◆ **DATA SECTION**:
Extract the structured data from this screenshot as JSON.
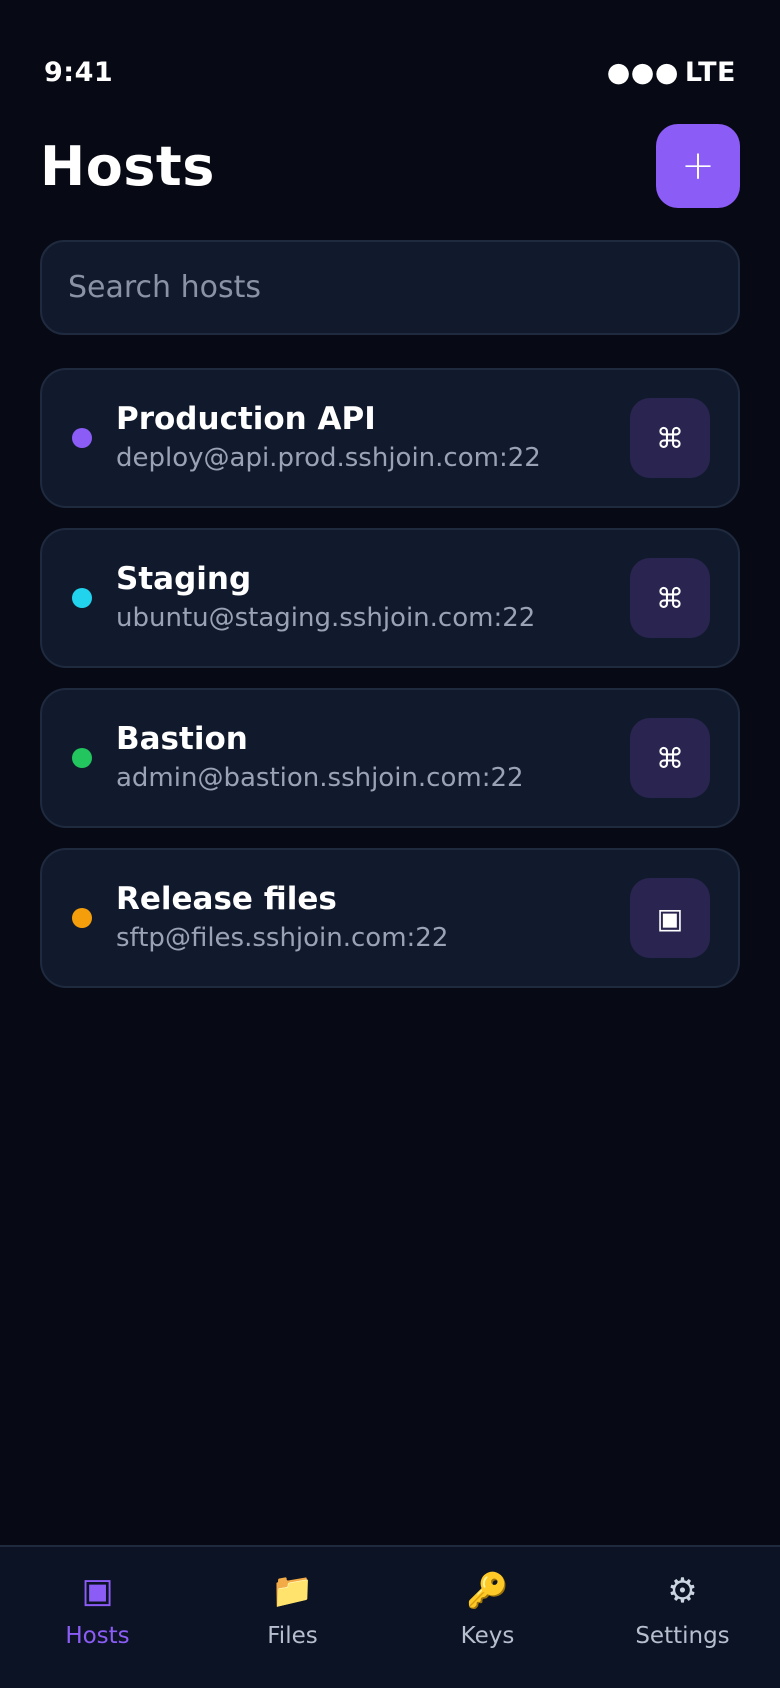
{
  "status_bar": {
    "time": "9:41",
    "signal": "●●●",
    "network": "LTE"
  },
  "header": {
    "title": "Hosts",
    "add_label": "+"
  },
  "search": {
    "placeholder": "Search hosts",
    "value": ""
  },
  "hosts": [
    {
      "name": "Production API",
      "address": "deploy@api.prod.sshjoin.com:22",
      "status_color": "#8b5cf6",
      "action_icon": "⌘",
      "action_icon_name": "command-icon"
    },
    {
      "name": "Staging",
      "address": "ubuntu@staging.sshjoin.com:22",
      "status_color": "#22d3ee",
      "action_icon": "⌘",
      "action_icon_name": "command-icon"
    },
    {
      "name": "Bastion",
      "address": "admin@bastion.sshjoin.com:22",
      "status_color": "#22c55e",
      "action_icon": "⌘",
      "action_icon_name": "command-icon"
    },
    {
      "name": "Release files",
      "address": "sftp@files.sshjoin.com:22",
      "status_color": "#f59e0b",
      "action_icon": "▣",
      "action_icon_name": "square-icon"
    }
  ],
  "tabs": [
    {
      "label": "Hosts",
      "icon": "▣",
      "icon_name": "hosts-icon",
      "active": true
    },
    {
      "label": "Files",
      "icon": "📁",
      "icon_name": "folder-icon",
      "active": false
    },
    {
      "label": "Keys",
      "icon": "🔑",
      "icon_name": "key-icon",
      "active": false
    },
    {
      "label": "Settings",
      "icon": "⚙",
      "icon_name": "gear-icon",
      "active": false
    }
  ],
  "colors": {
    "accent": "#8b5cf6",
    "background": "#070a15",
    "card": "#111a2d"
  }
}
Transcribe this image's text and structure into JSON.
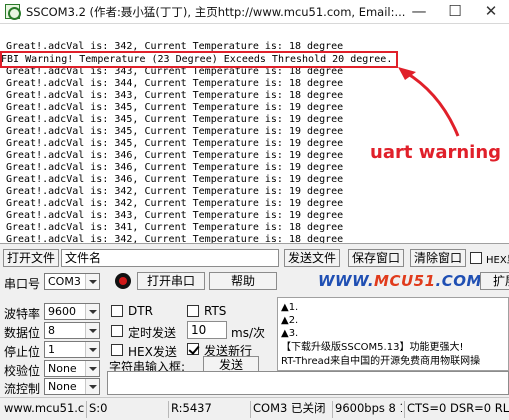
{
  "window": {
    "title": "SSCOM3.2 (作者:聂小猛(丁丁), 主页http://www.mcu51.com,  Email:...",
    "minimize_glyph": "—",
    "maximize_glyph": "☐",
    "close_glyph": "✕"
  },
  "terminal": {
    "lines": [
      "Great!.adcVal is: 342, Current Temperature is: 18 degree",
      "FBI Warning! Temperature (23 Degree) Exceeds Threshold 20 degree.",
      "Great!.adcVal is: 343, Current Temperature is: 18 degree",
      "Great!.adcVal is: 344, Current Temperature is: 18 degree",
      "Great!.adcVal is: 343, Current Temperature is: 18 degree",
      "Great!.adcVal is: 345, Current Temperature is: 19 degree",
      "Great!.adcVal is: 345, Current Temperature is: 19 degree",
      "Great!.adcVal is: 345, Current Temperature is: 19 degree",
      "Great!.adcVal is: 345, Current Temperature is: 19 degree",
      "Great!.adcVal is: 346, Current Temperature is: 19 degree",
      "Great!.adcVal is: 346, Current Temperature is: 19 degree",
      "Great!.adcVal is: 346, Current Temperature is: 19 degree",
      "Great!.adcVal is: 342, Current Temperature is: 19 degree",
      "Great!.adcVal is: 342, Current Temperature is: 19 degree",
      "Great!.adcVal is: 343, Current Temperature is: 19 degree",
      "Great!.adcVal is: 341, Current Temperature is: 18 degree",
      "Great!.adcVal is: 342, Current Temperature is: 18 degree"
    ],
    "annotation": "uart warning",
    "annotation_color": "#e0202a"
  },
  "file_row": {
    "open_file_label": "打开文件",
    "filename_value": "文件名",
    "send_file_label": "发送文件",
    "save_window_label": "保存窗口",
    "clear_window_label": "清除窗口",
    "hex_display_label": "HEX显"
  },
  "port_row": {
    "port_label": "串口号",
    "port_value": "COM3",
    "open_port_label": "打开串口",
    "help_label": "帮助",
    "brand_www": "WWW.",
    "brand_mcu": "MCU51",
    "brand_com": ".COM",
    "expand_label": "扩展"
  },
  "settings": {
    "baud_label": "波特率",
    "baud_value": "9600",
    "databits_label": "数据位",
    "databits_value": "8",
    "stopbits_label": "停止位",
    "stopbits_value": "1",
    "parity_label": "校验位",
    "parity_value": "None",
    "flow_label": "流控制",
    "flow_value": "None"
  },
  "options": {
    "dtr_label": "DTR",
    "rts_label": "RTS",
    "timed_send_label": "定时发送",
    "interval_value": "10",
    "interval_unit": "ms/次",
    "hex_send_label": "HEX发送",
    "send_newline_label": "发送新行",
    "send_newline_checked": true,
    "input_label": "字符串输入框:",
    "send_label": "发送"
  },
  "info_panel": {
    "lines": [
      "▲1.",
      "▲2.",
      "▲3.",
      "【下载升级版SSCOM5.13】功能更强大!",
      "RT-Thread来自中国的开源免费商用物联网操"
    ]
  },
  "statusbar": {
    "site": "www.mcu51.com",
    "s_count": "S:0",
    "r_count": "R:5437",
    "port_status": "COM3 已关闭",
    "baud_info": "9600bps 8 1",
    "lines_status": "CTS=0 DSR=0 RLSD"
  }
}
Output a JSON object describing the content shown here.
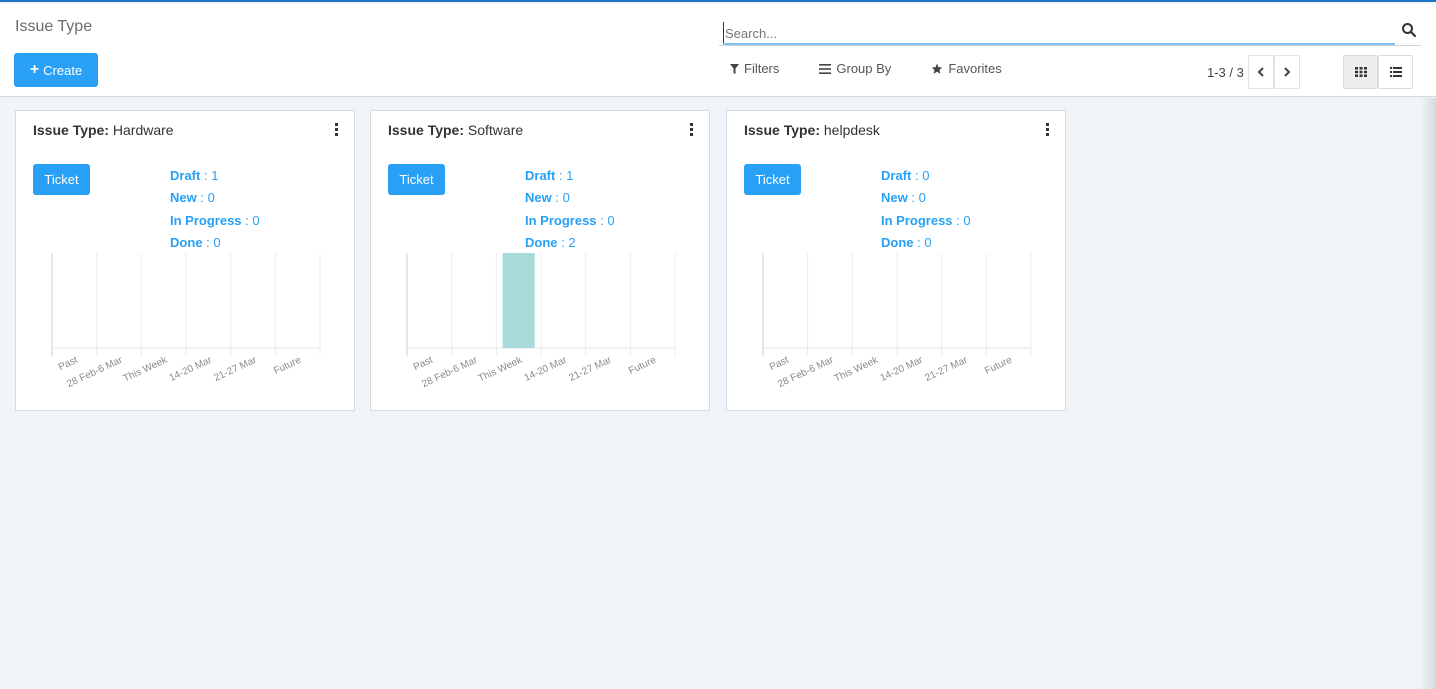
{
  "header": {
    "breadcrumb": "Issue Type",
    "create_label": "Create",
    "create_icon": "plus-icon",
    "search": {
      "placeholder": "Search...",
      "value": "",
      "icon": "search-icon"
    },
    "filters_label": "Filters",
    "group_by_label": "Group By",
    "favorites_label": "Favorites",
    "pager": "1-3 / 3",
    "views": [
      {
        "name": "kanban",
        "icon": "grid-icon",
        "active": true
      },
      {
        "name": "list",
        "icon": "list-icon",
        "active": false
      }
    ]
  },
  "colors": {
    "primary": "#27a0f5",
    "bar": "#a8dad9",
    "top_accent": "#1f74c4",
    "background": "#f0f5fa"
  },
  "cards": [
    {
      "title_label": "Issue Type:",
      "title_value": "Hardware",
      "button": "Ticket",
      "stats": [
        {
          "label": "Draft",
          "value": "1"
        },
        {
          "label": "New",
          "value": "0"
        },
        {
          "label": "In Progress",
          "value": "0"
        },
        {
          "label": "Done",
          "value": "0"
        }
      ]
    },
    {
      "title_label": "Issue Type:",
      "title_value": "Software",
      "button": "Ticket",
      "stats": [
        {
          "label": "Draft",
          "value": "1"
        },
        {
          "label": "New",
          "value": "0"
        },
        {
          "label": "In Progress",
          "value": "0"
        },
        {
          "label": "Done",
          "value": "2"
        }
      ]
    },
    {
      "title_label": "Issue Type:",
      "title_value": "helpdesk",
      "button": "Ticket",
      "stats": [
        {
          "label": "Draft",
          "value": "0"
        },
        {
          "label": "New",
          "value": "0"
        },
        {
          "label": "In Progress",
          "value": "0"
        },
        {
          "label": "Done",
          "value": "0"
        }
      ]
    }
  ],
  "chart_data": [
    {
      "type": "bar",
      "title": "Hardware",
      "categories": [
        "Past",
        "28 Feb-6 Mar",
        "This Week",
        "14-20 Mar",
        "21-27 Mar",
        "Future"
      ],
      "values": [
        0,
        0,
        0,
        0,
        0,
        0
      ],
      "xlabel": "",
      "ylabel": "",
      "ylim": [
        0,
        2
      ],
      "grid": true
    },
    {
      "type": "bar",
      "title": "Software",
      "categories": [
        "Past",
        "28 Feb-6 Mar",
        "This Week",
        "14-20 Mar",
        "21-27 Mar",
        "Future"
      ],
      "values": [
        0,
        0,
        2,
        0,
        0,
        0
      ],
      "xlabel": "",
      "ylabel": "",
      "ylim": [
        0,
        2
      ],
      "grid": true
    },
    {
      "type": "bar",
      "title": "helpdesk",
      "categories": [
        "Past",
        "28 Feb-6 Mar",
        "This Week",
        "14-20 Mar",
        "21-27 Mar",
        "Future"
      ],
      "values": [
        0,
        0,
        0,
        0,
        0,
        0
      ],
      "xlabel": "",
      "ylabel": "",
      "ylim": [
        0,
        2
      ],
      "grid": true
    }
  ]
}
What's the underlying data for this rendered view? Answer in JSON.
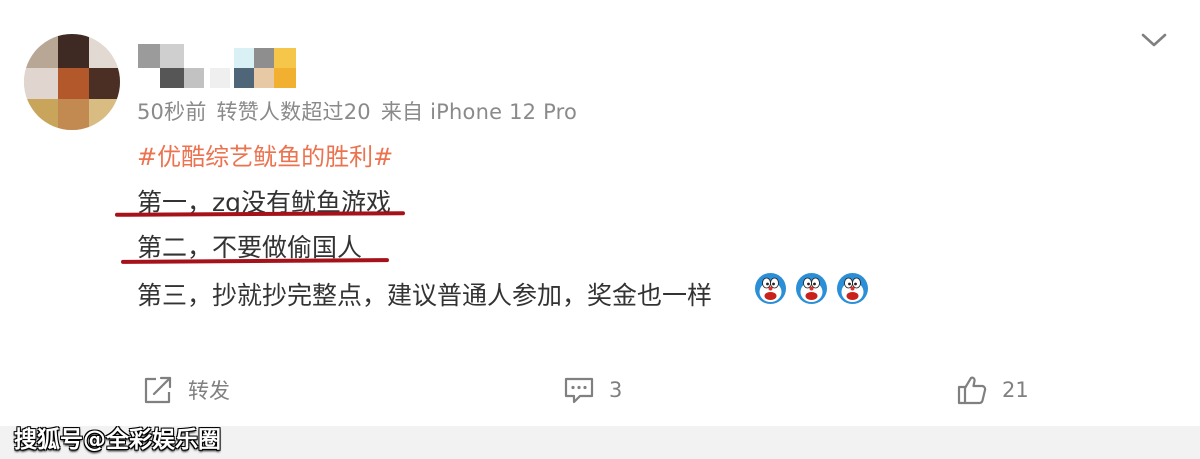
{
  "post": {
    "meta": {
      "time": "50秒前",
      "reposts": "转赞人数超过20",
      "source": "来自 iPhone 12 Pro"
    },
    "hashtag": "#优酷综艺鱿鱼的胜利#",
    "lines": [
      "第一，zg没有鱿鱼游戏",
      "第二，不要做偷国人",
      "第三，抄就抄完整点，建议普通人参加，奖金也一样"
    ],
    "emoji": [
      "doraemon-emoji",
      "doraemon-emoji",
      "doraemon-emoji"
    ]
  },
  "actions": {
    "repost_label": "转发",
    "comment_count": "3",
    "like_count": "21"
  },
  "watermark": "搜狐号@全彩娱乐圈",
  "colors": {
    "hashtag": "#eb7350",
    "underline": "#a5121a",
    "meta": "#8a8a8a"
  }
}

◆ **PROBLEM TO SOLVE**:
Leave the pictures out, and reproduce only the lines from the line holding "What's the underlying" through the last line of the material, both included.

◆ **RESULT OF THE EXERCISE**:
What's the underlying data for this rendered view? Answer in JSON.
{
  "post": {
    "meta": {
      "time": "50秒前",
      "reposts": "转赞人数超过20",
      "source": "来自 iPhone 12 Pro"
    },
    "hashtag": "#优酷综艺鱿鱼的胜利#",
    "lines": [
      "第一，zg没有鱿鱼游戏",
      "第二，不要做偷国人",
      "第三，抄就抄完整点，建议普通人参加，奖金也一样"
    ],
    "emoji": [
      "doraemon-emoji",
      "doraemon-emoji",
      "doraemon-emoji"
    ]
  },
  "actions": {
    "repost_label": "转发",
    "comment_count": "3",
    "like_count": "21"
  },
  "watermark": "搜狐号@全彩娱乐圈",
  "colors": {
    "hashtag": "#eb7350",
    "underline": "#a5121a",
    "meta": "#8a8a8a"
  }
}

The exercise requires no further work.